Provided material: Begin
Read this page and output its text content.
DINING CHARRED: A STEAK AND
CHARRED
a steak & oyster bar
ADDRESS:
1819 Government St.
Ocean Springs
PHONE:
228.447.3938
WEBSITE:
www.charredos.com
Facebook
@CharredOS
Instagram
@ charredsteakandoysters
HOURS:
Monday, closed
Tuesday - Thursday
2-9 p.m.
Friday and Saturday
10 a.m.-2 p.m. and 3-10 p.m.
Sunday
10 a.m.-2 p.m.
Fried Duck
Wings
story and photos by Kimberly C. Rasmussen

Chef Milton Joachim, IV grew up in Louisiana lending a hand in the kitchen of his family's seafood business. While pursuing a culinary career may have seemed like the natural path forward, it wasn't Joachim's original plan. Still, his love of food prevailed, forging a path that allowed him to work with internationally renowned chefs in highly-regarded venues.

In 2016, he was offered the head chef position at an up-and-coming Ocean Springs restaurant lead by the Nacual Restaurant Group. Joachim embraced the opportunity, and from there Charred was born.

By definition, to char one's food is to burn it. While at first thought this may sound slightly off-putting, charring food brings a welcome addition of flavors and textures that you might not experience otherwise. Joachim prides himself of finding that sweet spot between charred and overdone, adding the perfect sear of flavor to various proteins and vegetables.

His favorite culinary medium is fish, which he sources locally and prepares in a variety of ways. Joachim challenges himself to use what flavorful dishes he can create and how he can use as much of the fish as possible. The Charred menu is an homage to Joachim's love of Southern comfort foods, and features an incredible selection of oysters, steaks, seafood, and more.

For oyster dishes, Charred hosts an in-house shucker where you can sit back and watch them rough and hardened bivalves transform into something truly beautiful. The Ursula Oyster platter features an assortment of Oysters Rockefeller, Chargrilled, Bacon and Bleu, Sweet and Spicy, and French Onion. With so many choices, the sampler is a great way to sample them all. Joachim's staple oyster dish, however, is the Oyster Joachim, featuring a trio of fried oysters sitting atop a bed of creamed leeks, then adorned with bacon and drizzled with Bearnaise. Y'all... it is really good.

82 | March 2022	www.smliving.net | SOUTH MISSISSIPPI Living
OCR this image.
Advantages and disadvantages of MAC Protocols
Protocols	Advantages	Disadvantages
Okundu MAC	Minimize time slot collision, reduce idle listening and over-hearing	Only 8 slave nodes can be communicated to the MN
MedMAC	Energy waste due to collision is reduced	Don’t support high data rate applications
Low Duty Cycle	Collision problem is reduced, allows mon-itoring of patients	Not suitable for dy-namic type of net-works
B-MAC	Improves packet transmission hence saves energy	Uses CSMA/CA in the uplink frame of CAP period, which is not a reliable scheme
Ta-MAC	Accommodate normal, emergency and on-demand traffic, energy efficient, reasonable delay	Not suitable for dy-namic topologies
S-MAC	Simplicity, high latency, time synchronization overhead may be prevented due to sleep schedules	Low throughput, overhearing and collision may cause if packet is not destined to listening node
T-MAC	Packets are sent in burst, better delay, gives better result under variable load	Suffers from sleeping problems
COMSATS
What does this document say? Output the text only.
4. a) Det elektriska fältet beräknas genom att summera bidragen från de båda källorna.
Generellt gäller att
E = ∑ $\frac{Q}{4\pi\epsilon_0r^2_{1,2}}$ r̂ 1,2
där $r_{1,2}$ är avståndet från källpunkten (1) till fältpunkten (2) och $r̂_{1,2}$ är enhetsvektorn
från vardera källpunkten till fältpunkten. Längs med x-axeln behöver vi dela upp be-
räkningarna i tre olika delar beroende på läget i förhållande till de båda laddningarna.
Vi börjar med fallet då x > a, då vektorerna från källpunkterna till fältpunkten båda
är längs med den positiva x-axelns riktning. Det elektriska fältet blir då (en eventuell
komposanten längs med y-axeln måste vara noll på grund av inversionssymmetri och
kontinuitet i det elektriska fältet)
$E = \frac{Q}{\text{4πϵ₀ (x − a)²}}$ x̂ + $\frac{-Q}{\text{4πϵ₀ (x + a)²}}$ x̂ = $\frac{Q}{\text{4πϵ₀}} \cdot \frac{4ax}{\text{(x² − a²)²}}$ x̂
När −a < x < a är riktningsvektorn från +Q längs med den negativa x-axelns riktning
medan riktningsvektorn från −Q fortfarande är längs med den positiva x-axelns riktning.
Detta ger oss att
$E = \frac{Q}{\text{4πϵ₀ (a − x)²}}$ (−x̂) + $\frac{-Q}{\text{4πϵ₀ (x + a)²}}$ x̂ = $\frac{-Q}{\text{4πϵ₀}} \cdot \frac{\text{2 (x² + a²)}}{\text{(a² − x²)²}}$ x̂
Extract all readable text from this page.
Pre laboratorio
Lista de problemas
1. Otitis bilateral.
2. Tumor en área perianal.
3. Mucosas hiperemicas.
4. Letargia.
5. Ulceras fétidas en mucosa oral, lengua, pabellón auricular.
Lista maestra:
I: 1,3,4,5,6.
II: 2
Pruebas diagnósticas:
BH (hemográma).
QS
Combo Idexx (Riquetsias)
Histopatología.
Provided material: End
Work instruction ::
Look through the entries above and find each line where the word "Advantages" occurs; copy those lines.

Your solution ::
Advantages and disadvantages of MAC Protocols
Protocols	Advantages	Disadvantages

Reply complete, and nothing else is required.